EXERCISE = Search the data below for "ofst"; list each line that holds it.

THE INPUT =
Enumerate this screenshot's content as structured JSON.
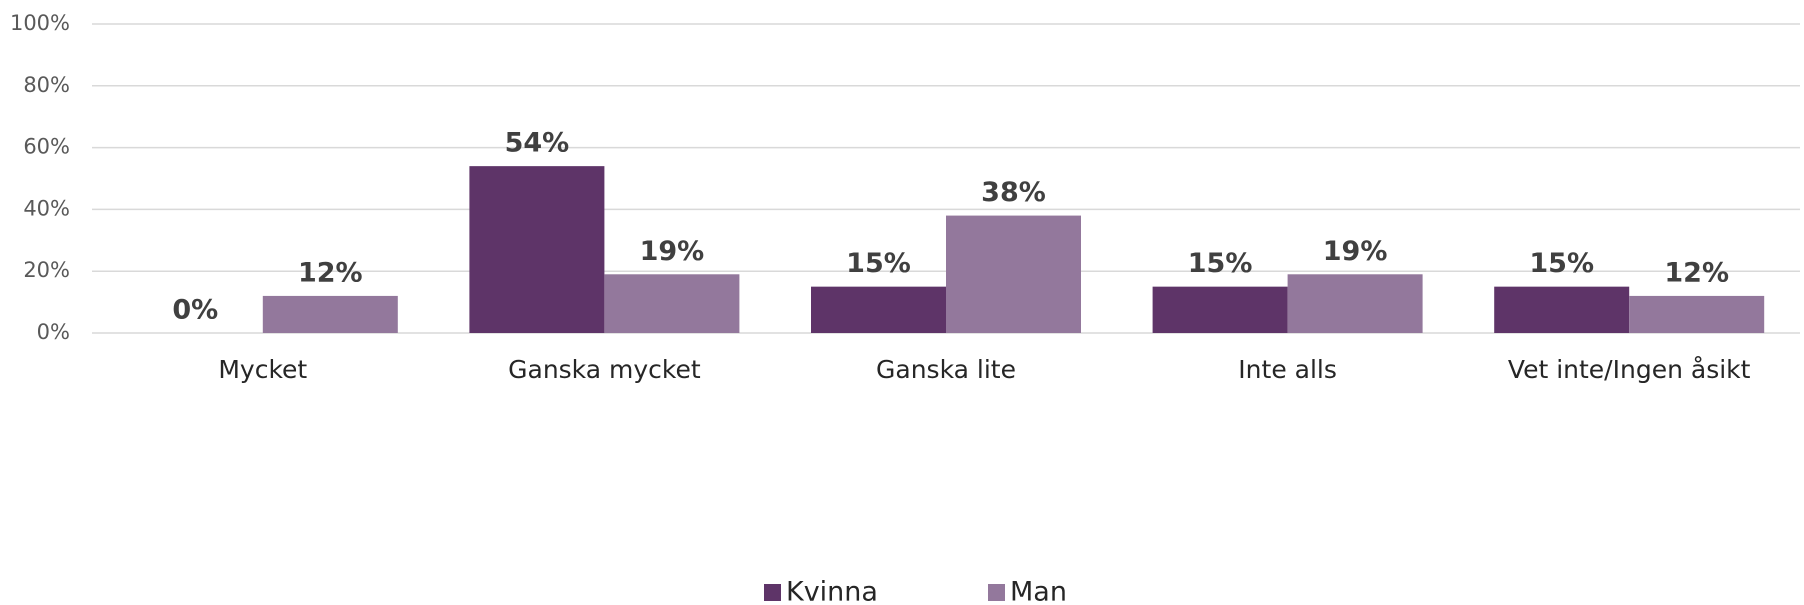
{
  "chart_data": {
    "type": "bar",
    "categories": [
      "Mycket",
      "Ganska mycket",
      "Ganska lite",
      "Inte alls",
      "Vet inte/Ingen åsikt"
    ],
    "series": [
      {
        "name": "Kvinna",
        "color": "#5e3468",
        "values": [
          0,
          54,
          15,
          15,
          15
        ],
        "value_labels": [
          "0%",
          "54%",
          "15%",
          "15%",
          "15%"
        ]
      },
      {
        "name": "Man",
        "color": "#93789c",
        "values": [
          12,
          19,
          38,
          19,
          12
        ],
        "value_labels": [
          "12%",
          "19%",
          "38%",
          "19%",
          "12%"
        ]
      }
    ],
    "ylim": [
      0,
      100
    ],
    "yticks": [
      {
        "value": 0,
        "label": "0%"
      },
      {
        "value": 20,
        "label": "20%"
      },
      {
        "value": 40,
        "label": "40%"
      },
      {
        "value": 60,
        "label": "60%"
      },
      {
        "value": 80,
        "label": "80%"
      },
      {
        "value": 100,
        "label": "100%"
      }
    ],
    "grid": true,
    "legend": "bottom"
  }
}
* * *
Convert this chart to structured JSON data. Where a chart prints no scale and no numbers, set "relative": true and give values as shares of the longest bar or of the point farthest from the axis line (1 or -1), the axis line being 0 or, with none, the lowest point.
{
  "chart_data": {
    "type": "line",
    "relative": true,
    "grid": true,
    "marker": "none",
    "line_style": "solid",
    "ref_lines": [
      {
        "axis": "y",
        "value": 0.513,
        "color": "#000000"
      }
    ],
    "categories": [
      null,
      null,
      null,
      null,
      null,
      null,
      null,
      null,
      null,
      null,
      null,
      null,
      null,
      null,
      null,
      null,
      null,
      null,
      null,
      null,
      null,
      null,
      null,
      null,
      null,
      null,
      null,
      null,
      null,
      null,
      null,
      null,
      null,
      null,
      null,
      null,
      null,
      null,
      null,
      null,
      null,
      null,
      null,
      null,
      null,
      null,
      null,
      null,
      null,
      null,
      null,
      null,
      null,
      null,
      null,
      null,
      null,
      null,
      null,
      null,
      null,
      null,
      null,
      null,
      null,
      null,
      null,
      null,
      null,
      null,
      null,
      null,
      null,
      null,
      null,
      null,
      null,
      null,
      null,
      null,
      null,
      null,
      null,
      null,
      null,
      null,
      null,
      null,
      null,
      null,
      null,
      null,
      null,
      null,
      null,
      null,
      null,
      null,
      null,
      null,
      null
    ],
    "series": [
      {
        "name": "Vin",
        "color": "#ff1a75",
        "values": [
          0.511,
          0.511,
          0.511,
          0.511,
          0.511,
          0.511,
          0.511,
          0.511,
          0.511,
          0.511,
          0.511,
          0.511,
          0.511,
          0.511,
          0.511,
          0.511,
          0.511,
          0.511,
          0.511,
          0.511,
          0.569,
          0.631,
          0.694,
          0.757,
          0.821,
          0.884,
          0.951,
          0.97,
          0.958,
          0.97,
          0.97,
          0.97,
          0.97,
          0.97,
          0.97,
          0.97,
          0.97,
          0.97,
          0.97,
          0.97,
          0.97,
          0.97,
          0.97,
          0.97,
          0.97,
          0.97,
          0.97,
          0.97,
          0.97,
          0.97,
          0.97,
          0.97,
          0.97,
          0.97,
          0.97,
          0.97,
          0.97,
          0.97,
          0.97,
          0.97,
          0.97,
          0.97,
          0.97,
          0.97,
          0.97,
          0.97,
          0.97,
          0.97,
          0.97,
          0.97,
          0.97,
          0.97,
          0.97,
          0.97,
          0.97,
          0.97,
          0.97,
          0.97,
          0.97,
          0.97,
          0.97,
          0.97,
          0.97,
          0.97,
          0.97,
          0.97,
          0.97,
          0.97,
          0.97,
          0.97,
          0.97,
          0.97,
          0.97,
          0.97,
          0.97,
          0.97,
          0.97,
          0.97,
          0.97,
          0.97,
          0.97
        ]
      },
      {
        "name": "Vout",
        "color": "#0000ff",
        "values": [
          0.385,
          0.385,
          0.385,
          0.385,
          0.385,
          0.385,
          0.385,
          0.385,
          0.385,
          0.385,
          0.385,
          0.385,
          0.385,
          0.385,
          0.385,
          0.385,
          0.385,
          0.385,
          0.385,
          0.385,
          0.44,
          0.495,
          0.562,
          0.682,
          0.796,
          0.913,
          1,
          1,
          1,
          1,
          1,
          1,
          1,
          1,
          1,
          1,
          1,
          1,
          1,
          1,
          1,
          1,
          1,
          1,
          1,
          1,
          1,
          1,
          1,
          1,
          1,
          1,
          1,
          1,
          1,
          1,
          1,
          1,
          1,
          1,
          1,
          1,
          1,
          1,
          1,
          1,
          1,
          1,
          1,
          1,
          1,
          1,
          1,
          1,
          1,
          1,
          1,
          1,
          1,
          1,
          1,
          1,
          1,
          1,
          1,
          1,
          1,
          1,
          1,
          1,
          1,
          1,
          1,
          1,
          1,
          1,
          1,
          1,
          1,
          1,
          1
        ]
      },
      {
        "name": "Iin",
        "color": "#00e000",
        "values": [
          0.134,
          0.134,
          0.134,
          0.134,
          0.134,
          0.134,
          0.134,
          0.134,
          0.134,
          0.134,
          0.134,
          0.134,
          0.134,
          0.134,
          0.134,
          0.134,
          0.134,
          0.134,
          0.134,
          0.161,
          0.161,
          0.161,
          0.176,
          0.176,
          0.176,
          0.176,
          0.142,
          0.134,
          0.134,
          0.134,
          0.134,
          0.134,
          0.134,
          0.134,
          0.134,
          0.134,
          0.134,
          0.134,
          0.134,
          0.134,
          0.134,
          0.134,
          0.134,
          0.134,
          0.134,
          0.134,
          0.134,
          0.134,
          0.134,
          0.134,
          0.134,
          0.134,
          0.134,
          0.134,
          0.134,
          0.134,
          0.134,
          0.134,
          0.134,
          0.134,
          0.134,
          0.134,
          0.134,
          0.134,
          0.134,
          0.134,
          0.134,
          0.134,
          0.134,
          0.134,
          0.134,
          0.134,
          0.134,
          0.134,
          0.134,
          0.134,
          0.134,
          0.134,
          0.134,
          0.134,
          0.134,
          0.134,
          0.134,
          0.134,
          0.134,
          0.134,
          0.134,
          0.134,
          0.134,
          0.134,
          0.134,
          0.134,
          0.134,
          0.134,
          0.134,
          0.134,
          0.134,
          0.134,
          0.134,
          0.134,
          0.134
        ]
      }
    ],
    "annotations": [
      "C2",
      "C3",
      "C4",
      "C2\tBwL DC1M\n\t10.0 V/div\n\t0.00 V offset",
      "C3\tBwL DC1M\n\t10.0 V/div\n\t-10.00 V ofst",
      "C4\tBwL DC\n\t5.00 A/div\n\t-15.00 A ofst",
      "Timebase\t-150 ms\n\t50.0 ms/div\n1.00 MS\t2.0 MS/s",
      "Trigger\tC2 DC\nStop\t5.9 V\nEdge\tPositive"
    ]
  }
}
* * *
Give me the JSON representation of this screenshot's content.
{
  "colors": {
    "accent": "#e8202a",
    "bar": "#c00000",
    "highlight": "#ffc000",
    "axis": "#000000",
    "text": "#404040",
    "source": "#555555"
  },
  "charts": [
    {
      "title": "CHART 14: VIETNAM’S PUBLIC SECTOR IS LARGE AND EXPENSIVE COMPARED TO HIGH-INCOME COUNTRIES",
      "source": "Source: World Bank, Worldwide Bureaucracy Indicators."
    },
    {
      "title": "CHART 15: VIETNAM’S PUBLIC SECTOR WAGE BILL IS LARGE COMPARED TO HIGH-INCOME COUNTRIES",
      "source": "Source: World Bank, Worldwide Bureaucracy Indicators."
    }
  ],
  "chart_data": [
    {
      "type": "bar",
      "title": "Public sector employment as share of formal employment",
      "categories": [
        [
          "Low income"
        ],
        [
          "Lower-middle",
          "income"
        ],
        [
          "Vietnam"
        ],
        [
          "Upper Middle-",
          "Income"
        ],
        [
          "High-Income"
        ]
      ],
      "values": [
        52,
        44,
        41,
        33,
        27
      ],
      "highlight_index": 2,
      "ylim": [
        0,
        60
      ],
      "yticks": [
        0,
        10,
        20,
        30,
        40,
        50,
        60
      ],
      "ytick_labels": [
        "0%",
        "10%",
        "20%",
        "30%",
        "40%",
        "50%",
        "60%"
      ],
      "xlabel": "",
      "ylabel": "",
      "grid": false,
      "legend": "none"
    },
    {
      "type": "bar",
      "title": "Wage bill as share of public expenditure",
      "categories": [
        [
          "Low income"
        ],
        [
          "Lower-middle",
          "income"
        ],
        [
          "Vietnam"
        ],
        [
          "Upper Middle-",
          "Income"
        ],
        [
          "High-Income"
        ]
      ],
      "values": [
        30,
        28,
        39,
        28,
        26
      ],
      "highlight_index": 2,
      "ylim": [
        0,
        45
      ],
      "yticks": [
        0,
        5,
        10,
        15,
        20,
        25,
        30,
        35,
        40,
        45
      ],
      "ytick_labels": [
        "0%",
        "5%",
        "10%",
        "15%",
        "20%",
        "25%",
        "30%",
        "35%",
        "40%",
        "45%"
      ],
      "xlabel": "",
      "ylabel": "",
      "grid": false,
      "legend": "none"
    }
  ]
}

RESULT FOR THIS EXERCISE =
      "C3\tBwL DC1M\n\t10.0 V/div\n\t-10.00 V ofst",
      "C4\tBwL DC\n\t5.00 A/div\n\t-15.00 A ofst",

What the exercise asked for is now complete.